Records supplied:
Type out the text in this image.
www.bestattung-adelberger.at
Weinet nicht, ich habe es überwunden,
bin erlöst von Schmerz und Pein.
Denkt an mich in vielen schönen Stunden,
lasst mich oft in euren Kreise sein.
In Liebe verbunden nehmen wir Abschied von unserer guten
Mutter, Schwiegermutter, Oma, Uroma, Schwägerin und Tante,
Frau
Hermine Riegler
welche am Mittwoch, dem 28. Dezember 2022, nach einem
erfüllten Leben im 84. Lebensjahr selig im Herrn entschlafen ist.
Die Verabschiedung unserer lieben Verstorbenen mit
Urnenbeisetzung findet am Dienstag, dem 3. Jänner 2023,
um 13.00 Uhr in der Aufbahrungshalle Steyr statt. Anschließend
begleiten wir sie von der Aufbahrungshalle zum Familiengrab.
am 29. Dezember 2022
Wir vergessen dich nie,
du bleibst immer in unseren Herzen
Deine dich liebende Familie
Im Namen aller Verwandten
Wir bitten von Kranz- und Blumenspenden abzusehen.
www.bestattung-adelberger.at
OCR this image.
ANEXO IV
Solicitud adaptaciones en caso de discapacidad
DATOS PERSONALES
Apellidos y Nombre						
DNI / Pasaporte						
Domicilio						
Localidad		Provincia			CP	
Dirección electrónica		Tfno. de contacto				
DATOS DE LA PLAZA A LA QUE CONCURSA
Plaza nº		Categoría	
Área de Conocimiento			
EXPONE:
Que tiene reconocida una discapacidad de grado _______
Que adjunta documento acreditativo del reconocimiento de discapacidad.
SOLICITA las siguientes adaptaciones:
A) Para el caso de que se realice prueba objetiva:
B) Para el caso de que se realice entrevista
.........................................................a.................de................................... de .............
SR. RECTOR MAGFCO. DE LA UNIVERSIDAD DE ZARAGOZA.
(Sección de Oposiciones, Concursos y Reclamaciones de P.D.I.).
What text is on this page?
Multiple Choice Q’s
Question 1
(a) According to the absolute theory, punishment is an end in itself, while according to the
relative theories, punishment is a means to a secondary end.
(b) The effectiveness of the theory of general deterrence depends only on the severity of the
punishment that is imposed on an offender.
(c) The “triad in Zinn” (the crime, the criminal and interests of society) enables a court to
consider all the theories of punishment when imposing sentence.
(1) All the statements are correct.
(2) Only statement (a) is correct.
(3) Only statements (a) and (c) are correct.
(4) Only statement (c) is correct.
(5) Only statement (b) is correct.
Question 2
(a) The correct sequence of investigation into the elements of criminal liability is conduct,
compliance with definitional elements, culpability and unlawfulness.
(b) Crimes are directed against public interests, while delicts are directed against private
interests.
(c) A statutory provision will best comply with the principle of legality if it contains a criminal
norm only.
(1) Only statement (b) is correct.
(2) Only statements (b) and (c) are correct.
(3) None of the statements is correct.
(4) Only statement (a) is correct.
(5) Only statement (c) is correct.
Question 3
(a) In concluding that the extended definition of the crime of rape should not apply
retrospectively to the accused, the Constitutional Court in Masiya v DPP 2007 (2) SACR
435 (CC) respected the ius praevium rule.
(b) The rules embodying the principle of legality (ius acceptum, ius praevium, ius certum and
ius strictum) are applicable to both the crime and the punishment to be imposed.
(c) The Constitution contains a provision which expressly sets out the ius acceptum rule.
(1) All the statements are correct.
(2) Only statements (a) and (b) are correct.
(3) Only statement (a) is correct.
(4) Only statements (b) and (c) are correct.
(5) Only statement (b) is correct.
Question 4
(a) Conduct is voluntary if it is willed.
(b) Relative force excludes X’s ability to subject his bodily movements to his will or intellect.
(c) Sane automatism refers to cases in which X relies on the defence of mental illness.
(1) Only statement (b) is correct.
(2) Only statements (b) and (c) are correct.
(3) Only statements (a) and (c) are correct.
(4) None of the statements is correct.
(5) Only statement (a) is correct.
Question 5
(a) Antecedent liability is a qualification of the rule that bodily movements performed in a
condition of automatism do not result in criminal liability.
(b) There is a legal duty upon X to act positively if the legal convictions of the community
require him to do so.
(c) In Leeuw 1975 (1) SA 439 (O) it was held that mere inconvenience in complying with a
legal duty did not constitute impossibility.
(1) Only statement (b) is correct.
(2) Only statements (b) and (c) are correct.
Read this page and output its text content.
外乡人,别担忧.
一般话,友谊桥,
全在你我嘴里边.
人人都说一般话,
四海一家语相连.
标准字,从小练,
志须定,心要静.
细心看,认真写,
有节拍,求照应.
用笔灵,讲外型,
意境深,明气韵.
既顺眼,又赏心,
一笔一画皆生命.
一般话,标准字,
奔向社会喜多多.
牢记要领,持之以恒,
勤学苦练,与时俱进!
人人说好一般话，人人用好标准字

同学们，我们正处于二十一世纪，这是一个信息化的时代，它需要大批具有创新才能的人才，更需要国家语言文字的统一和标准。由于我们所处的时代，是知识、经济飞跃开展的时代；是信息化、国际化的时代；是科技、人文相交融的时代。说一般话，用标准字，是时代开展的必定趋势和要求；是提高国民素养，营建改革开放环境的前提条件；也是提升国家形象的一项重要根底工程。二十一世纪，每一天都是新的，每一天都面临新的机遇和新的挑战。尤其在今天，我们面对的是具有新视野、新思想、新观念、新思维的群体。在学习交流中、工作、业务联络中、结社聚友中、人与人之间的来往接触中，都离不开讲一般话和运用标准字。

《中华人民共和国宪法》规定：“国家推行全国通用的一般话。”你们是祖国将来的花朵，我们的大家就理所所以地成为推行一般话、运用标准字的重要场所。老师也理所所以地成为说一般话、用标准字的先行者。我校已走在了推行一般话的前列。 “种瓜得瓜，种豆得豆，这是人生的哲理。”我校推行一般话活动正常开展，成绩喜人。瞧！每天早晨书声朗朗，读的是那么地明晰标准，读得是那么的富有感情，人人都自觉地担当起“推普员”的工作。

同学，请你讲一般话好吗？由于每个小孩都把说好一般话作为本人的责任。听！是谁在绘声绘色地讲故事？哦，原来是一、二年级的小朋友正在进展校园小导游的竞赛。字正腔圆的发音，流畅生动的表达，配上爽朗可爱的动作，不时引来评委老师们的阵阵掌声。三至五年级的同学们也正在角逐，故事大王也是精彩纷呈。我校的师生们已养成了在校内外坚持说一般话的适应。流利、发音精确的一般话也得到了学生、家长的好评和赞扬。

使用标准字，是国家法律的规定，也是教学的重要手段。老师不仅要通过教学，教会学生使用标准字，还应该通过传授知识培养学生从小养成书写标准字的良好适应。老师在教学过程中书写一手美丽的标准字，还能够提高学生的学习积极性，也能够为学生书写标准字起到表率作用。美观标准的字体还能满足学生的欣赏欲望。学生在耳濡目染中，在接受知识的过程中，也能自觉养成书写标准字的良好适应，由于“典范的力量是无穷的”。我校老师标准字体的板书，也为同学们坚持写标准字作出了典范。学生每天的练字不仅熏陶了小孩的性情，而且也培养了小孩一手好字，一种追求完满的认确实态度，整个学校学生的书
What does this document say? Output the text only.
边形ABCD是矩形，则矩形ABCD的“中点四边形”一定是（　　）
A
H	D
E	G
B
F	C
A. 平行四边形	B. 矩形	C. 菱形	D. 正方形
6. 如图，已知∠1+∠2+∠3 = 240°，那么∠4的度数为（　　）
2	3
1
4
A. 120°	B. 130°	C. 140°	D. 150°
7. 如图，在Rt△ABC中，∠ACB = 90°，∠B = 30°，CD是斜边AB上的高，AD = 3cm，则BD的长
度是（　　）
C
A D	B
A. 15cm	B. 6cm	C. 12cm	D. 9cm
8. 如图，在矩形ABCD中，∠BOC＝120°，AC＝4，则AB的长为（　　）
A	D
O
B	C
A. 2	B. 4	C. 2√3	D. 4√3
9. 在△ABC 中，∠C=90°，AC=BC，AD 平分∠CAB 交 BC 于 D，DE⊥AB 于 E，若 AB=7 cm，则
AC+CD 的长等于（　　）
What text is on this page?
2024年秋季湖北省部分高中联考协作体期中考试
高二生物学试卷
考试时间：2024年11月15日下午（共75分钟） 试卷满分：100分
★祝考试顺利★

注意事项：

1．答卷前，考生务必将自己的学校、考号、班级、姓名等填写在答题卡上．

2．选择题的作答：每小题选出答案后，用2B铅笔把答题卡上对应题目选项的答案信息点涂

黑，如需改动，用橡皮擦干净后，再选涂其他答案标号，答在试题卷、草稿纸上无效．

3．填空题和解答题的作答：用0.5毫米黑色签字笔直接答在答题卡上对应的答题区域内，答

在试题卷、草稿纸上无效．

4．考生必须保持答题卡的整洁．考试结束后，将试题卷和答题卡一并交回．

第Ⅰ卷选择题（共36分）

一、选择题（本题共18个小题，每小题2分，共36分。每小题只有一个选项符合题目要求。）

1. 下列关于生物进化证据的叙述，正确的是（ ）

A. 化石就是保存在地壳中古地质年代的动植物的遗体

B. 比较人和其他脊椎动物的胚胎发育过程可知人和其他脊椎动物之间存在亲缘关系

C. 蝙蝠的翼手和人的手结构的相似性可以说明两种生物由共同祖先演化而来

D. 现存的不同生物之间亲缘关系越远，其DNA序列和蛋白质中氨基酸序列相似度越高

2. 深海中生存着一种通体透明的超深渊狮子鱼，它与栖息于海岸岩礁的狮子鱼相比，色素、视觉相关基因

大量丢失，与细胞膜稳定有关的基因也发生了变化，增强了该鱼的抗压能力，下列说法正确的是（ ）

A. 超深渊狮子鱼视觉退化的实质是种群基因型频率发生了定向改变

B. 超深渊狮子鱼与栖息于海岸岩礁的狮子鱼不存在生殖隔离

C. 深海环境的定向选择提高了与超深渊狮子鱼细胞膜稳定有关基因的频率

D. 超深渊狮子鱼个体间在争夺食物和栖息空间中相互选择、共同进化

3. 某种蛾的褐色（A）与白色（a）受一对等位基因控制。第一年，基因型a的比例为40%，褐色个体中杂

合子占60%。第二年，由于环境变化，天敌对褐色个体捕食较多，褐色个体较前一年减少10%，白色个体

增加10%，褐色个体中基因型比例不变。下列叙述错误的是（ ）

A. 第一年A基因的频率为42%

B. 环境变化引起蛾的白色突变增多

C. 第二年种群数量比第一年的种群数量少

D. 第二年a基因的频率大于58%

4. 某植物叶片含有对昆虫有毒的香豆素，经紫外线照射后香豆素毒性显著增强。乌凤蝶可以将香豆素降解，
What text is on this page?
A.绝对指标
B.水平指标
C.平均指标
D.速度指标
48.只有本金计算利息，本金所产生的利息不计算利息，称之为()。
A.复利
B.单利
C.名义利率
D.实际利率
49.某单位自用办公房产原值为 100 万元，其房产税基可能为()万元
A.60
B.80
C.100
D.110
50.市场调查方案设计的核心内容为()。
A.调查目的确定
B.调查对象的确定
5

Your task: Filter the records above for lines containing the word "acceptum", and copy those lines.

Full output:
(b) The rules embodying the principle of legality (ius acceptum, ius praevium, ius certum and
(c) The Constitution contains a provision which expressly sets out the ius acceptum rule.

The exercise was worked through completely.